* **TASK PROMPT**:
Your task is to copy every line of this material exactly.

(Records from a data collection)
╔══

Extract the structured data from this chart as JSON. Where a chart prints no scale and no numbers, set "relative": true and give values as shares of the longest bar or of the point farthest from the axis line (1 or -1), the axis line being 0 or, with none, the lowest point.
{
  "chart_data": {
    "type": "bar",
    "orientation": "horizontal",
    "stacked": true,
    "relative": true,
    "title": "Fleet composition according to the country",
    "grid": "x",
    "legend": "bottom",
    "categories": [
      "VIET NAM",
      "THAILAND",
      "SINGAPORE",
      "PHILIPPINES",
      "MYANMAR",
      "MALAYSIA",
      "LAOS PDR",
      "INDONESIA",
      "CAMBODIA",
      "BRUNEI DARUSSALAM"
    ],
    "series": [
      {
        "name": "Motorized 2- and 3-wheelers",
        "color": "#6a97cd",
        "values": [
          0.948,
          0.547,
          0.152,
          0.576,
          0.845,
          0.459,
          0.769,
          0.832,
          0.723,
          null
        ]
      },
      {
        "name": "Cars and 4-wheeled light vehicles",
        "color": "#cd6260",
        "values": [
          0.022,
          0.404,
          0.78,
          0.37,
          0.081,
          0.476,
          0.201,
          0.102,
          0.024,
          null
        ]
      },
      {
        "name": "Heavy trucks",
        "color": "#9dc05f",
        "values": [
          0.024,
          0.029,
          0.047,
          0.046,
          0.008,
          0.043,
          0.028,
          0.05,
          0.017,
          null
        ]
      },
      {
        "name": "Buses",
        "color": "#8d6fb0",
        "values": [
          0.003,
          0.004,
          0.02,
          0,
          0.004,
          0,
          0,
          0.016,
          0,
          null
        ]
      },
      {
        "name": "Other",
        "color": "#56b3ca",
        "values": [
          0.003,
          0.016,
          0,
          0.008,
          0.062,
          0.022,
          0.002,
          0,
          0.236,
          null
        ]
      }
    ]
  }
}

╚══

* **EXERCISE OUTPUT**:
Extract the structured data from this chart as JSON. Where a chart prints no scale and no numbers, set "relative": true and give values as shares of the longest bar or of the point farthest from the axis line (1 or -1), the axis line being 0 or, with none, the lowest point.
{
  "chart_data": {
    "type": "bar",
    "orientation": "horizontal",
    "stacked": true,
    "relative": true,
    "title": "Fleet composition according to the country",
    "grid": "x",
    "legend": "bottom",
    "categories": [
      "VIET NAM",
      "THAILAND",
      "SINGAPORE",
      "PHILIPPINES",
      "MYANMAR",
      "MALAYSIA",
      "LAOS PDR",
      "INDONESIA",
      "CAMBODIA",
      "BRUNEI DARUSSALAM"
    ],
    "series": [
      {
        "name": "Motorized 2- and 3-wheelers",
        "color": "#6a97cd",
        "values": [
          0.948,
          0.547,
          0.152,
          0.576,
          0.845,
          0.459,
          0.769,
          0.832,
          0.723,
          null
        ]
      },
      {
        "name": "Cars and 4-wheeled light vehicles",
        "color": "#cd6260",
        "values": [
          0.022,
          0.404,
          0.78,
          0.37,
          0.081,
          0.476,
          0.201,
          0.102,
          0.024,
          null
        ]
      },
      {
        "name": "Heavy trucks",
        "color": "#9dc05f",
        "values": [
          0.024,
          0.029,
          0.047,
          0.046,
          0.008,
          0.043,
          0.028,
          0.05,
          0.017,
          null
        ]
      },
      {
        "name": "Buses",
        "color": "#8d6fb0",
        "values": [
          0.003,
          0.004,
          0.02,
          0,
          0.004,
          0,
          0,
          0.016,
          0,
          null
        ]
      },
      {
        "name": "Other",
        "color": "#56b3ca",
        "values": [
          0.003,
          0.016,
          0,
          0.008,
          0.062,
          0.022,
          0.002,
          0,
          0.236,
          null
        ]
      }
    ]
  }
}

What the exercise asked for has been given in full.